Source data |
****************************************
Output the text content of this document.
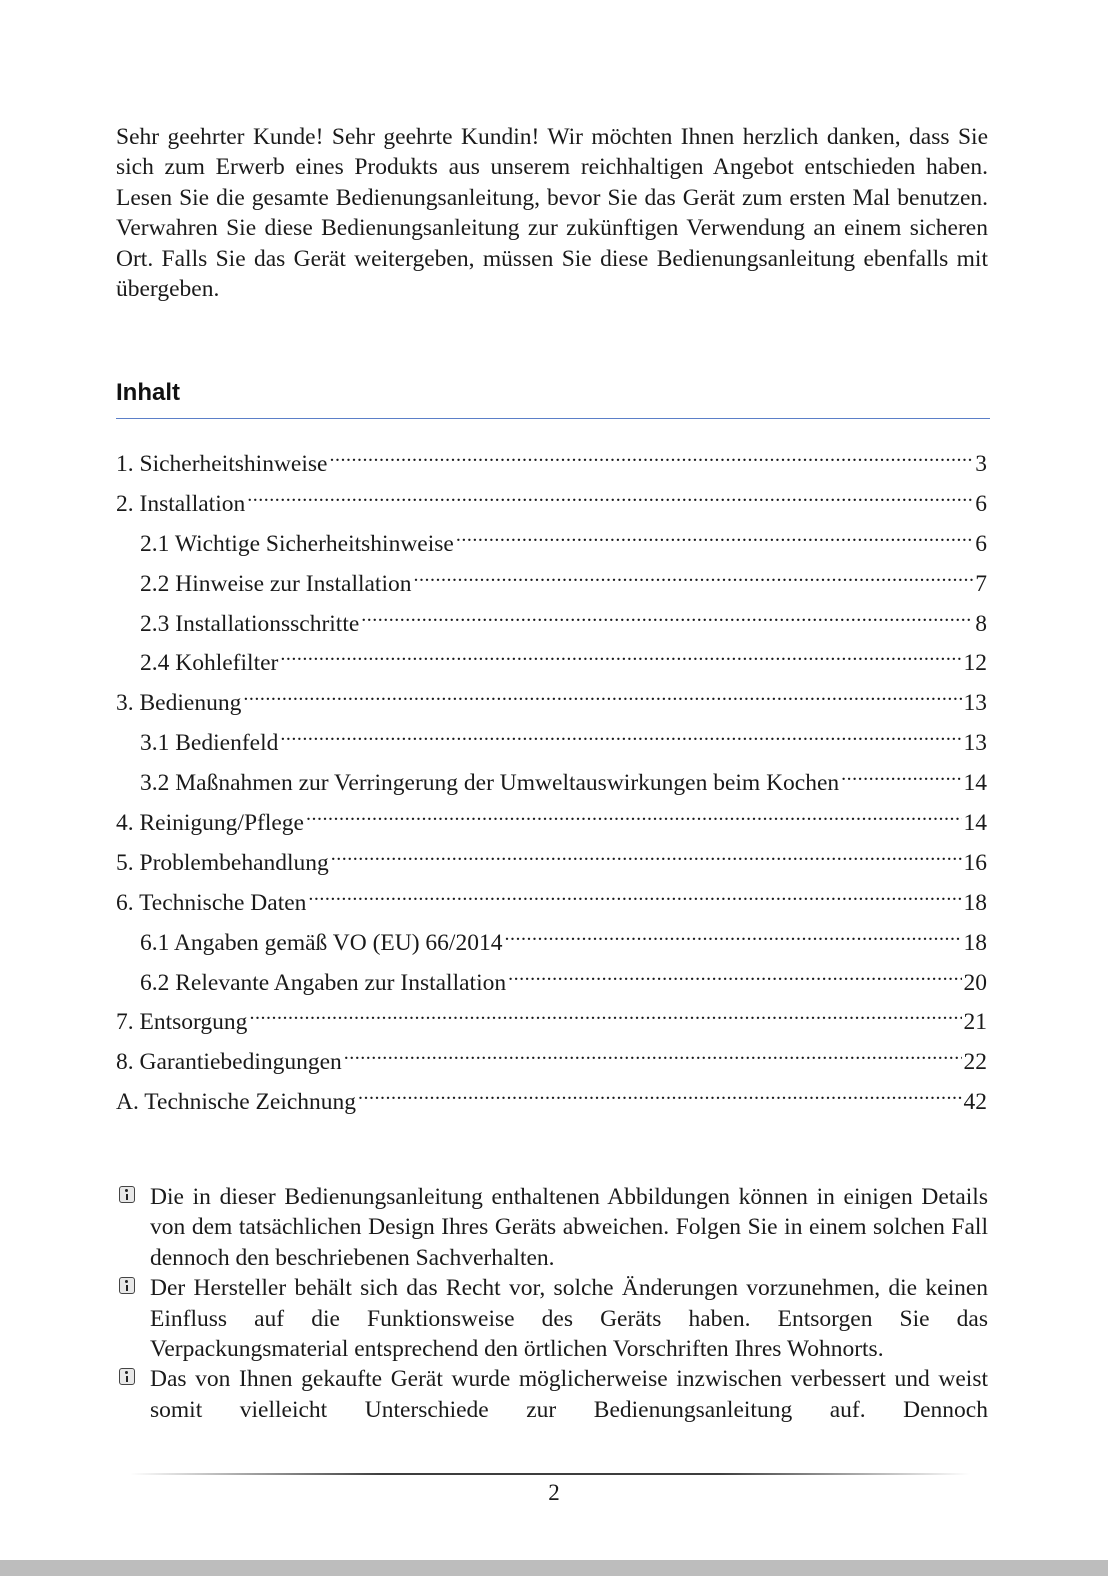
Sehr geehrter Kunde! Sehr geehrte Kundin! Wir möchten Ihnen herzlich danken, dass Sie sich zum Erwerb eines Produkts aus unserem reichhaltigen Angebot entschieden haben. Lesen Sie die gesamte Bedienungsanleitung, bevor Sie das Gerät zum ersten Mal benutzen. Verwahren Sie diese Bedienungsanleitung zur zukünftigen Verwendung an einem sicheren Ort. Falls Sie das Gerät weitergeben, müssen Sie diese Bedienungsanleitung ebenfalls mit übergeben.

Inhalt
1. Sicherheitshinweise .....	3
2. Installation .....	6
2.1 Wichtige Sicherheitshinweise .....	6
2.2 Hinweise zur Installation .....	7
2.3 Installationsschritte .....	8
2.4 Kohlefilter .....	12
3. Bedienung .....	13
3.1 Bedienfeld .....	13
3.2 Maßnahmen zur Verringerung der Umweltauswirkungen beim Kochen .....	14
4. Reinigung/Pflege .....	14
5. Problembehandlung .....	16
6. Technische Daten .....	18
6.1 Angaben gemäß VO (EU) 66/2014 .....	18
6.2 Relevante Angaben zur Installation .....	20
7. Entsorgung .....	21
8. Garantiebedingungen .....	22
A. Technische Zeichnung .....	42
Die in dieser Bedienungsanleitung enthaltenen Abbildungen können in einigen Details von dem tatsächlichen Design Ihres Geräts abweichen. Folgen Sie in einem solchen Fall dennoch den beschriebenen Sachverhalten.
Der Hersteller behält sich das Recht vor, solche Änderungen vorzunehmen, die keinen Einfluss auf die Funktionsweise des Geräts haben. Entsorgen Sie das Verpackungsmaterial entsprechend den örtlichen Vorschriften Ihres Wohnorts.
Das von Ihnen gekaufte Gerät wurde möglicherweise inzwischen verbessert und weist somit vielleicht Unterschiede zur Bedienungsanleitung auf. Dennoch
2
****************************************
Exercise details |
Repeat the records word for word. Any picture in them should be left out.

Solved exercise |
Output the text content of this document.
Sehr geehrter Kunde! Sehr geehrte Kundin! Wir möchten Ihnen herzlich danken, dass Sie sich zum Erwerb eines Produkts aus unserem reichhaltigen Angebot entschieden haben. Lesen Sie die gesamte Bedienungsanleitung, bevor Sie das Gerät zum ersten Mal benutzen. Verwahren Sie diese Bedienungsanleitung zur zukünftigen Verwendung an einem sicheren Ort. Falls Sie das Gerät weitergeben, müssen Sie diese Bedienungsanleitung ebenfalls mit übergeben.

Inhalt
1. Sicherheitshinweise .....	3
2. Installation .....	6
2.1 Wichtige Sicherheitshinweise .....	6
2.2 Hinweise zur Installation .....	7
2.3 Installationsschritte .....	8
2.4 Kohlefilter .....	12
3. Bedienung .....	13
3.1 Bedienfeld .....	13
3.2 Maßnahmen zur Verringerung der Umweltauswirkungen beim Kochen .....	14
4. Reinigung/Pflege .....	14
5. Problembehandlung .....	16
6. Technische Daten .....	18
6.1 Angaben gemäß VO (EU) 66/2014 .....	18
6.2 Relevante Angaben zur Installation .....	20
7. Entsorgung .....	21
8. Garantiebedingungen .....	22
A. Technische Zeichnung .....	42
Die in dieser Bedienungsanleitung enthaltenen Abbildungen können in einigen Details von dem tatsächlichen Design Ihres Geräts abweichen. Folgen Sie in einem solchen Fall dennoch den beschriebenen Sachverhalten.
Der Hersteller behält sich das Recht vor, solche Änderungen vorzunehmen, die keinen Einfluss auf die Funktionsweise des Geräts haben. Entsorgen Sie das Verpackungsmaterial entsprechend den örtlichen Vorschriften Ihres Wohnorts.
Das von Ihnen gekaufte Gerät wurde möglicherweise inzwischen verbessert und weist somit vielleicht Unterschiede zur Bedienungsanleitung auf. Dennoch
2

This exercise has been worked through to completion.